[The request]:
Without the pictures, copy the entries below word for word.

[Data to process]:

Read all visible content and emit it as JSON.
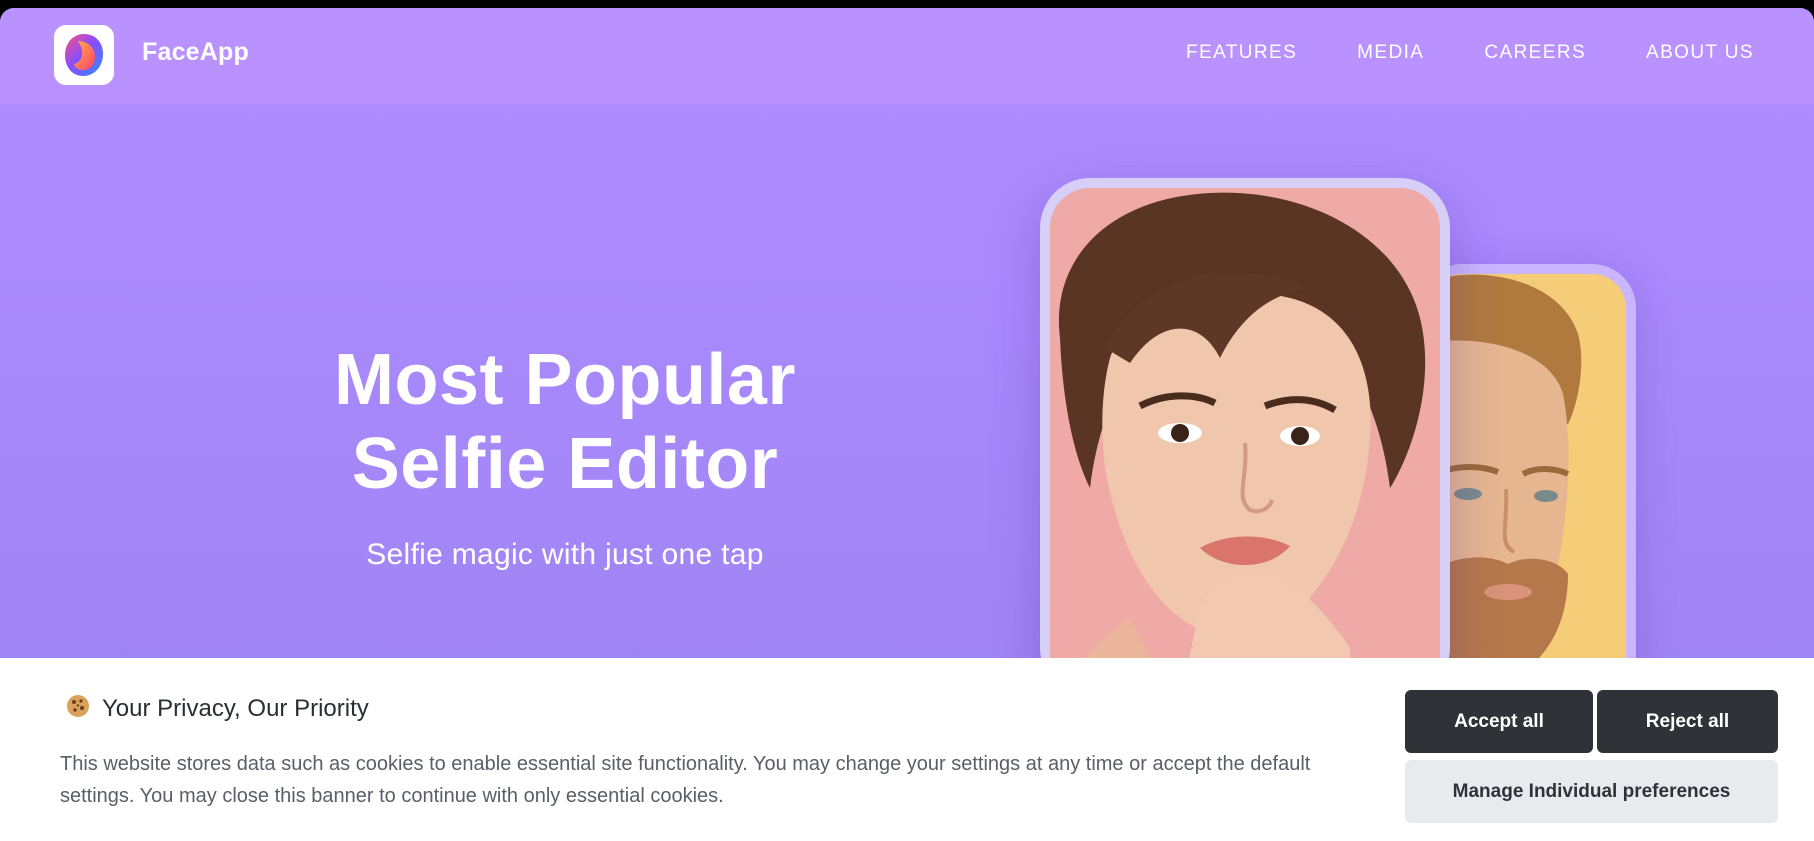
{
  "header": {
    "brand": "FaceApp",
    "nav": [
      "FEATURES",
      "MEDIA",
      "CAREERS",
      "ABOUT US"
    ],
    "logo_icon": "faceapp-logo-icon"
  },
  "hero": {
    "title_line1": "Most Popular",
    "title_line2": "Selfie Editor",
    "subtitle": "Selfie magic with just one tap"
  },
  "cookie_banner": {
    "icon": "cookie-icon",
    "title": "Your Privacy, Our Priority",
    "text": "This website stores data such as cookies to enable essential site functionality. You may change your settings at any time or accept the default settings. You may close this banner to continue with only essential cookies.",
    "accept_label": "Accept all",
    "reject_label": "Reject all",
    "manage_label": "Manage Individual preferences"
  },
  "colors": {
    "header_bg": "#ba92ff",
    "hero_bg": "#a889fb",
    "button_dark": "#2f3237",
    "button_light": "#e8ebee"
  }
}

[Written response]:
Read all visible content and emit it as JSON.
{
  "header": {
    "brand": "FaceApp",
    "nav": [
      "FEATURES",
      "MEDIA",
      "CAREERS",
      "ABOUT US"
    ],
    "logo_icon": "faceapp-logo-icon"
  },
  "hero": {
    "title_line1": "Most Popular",
    "title_line2": "Selfie Editor",
    "subtitle": "Selfie magic with just one tap"
  },
  "cookie_banner": {
    "icon": "cookie-icon",
    "title": "Your Privacy, Our Priority",
    "text": "This website stores data such as cookies to enable essential site functionality. You may change your settings at any time or accept the default settings. You may close this banner to continue with only essential cookies.",
    "accept_label": "Accept all",
    "reject_label": "Reject all",
    "manage_label": "Manage Individual preferences"
  },
  "colors": {
    "header_bg": "#ba92ff",
    "hero_bg": "#a889fb",
    "button_dark": "#2f3237",
    "button_light": "#e8ebee"
  }
}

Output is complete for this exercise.